» **Data records**:
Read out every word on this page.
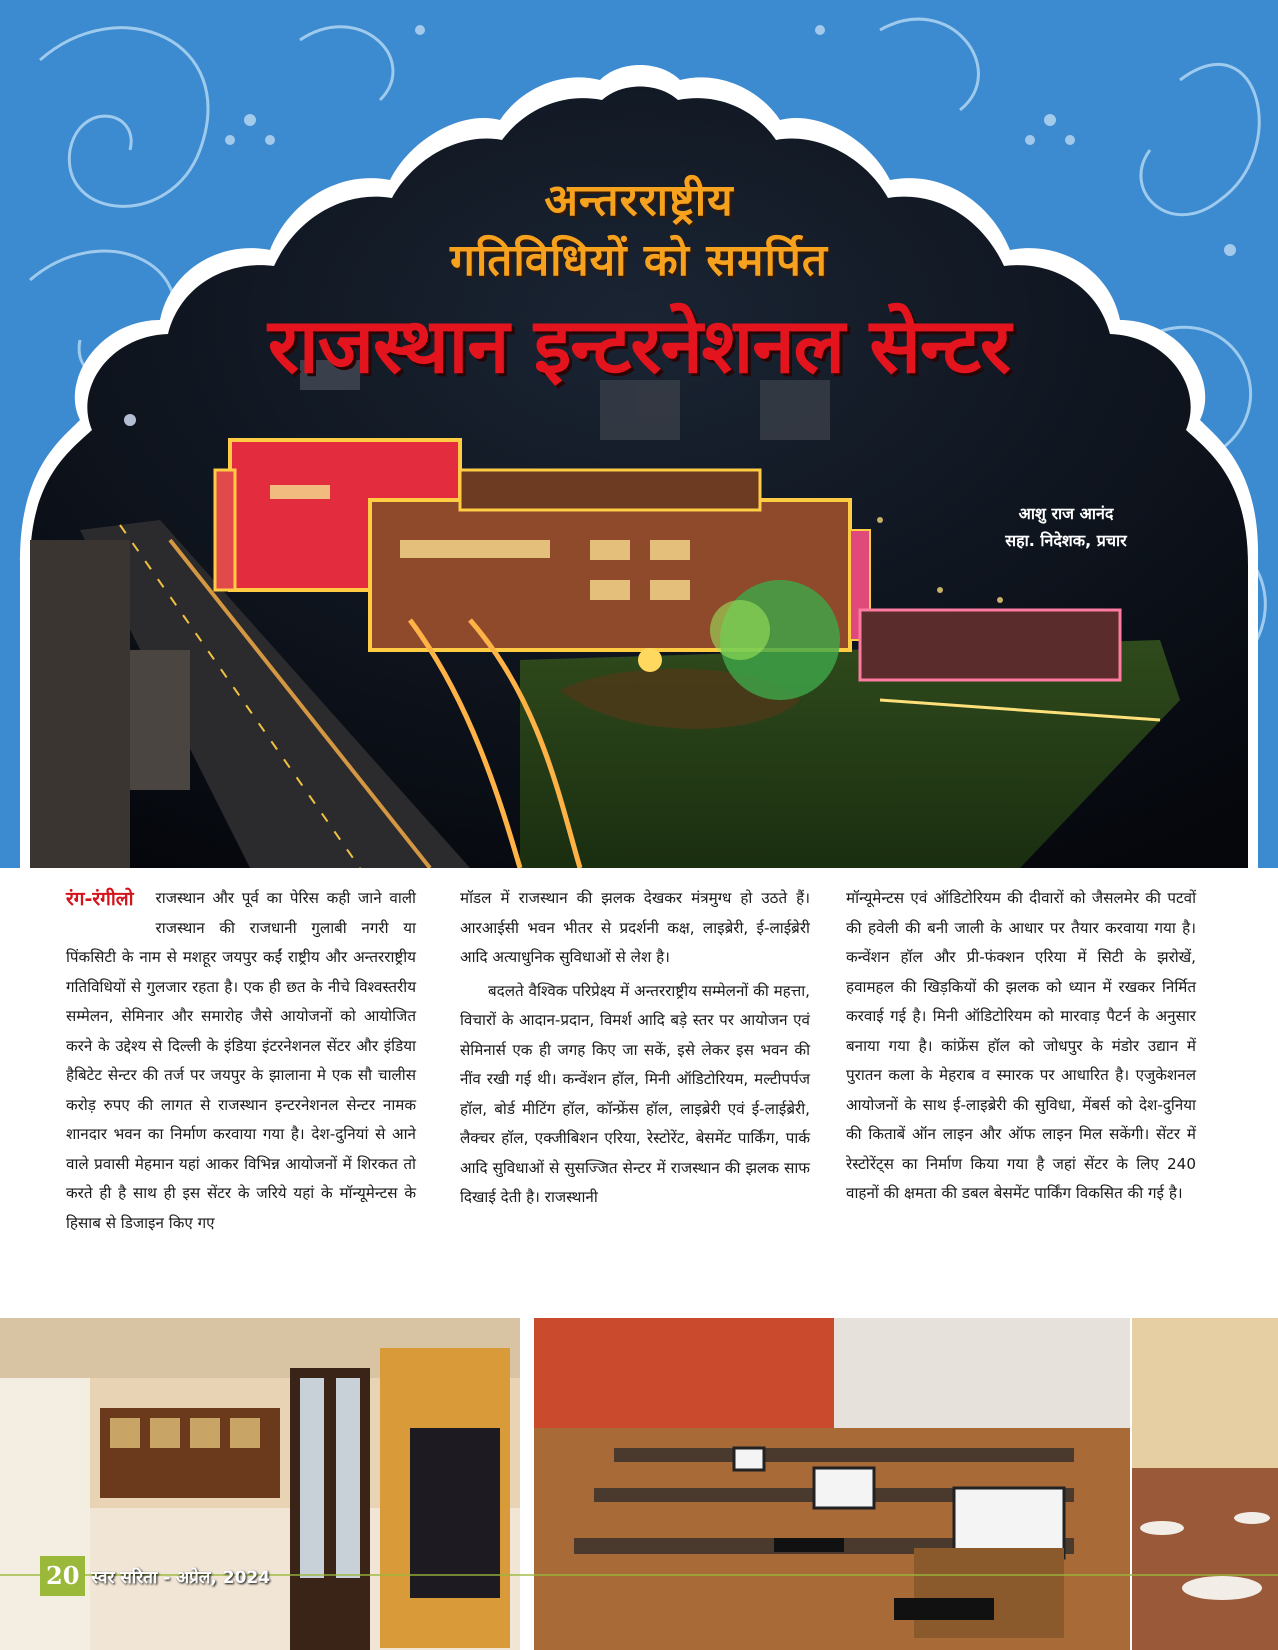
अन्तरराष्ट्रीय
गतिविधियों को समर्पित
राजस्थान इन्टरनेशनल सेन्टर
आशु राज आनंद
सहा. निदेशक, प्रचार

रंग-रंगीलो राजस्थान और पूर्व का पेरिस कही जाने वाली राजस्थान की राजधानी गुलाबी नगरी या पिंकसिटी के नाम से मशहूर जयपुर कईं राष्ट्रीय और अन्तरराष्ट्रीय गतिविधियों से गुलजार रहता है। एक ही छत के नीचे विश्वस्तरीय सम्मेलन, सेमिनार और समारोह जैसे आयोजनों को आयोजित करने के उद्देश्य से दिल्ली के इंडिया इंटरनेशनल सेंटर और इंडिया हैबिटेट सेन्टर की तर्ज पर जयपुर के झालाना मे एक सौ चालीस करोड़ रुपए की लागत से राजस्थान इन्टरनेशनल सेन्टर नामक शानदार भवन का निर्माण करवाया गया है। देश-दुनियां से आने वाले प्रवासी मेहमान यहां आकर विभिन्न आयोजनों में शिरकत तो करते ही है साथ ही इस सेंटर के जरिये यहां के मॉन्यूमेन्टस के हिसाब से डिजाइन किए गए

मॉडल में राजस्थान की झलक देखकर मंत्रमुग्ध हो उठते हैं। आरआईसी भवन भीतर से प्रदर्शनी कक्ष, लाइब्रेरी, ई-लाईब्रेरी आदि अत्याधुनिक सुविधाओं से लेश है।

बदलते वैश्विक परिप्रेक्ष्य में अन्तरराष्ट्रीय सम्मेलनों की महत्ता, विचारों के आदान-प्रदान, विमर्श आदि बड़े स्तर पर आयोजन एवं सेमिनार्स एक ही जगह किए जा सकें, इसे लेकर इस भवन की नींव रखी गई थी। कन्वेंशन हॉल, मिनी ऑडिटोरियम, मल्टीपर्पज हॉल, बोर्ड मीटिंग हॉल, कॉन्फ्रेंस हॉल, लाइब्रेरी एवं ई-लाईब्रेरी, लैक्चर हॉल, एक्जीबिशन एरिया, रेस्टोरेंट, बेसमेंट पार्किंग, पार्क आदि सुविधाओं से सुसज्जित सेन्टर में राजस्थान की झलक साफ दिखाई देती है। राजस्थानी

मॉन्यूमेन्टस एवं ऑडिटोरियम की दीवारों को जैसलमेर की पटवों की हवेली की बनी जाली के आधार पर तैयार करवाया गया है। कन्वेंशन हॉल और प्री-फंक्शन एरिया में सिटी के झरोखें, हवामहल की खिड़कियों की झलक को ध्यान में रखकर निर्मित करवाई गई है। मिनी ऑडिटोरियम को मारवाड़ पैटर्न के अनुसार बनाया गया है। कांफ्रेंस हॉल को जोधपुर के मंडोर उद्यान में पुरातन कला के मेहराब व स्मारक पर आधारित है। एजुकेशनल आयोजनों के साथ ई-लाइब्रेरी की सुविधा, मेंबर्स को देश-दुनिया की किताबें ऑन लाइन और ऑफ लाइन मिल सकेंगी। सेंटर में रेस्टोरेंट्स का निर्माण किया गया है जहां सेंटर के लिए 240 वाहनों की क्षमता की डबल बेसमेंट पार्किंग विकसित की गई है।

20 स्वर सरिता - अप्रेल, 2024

---

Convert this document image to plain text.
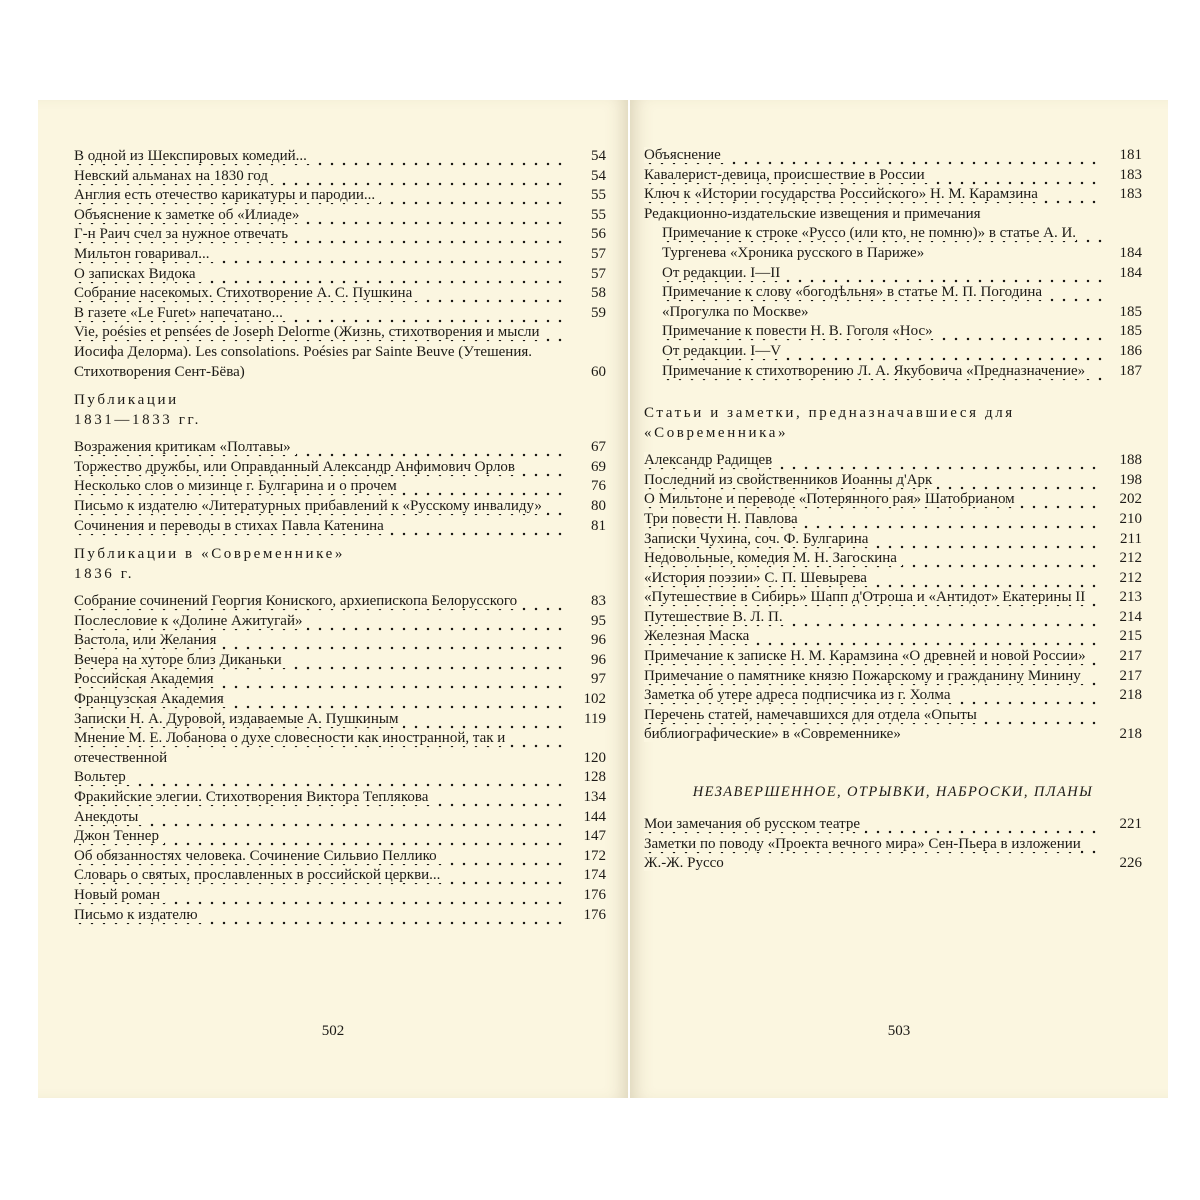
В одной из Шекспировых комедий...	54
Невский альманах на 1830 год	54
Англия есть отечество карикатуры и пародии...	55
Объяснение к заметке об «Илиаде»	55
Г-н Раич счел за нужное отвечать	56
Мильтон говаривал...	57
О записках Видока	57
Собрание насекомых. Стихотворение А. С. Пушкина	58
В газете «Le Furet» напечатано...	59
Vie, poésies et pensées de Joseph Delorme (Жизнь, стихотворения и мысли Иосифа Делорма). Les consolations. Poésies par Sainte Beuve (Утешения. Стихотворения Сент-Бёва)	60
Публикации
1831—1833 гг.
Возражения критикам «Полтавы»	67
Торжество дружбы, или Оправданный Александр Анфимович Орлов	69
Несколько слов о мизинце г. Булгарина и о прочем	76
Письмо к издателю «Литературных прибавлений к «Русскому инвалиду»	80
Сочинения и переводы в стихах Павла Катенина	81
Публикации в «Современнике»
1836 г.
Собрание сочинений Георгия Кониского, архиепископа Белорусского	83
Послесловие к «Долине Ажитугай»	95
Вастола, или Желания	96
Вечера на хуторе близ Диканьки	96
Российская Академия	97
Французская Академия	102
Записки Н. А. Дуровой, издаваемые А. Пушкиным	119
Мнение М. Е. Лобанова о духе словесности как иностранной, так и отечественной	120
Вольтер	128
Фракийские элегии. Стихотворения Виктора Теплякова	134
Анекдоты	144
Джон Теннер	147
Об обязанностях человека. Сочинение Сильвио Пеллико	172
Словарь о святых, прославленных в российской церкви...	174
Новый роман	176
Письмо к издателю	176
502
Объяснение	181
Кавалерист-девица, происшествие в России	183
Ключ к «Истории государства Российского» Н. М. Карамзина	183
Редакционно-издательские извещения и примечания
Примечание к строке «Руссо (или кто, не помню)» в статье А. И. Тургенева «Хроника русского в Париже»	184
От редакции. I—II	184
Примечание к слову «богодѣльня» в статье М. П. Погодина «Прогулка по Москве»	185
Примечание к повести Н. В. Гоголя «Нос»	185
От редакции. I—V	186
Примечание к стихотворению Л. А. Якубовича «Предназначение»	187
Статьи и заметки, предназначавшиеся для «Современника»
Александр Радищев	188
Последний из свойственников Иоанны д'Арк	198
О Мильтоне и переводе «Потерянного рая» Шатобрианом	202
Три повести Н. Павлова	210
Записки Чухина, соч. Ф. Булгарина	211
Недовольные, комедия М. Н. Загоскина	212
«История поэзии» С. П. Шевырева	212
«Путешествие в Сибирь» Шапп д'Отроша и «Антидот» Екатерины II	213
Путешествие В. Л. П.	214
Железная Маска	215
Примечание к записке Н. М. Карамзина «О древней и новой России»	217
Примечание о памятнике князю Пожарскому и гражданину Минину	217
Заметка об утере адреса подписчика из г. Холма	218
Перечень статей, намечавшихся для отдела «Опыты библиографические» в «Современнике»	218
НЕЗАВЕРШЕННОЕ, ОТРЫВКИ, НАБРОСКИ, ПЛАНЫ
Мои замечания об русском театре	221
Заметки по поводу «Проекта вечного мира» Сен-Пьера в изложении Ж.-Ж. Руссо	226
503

» **Problem**: Filter the data, keeping only the lines that contain "Записки".

» **The answer**:
Записки Н. А. Дуровой, издаваемые А. Пушкиным	119
Записки Чухина, соч. Ф. Булгарина	211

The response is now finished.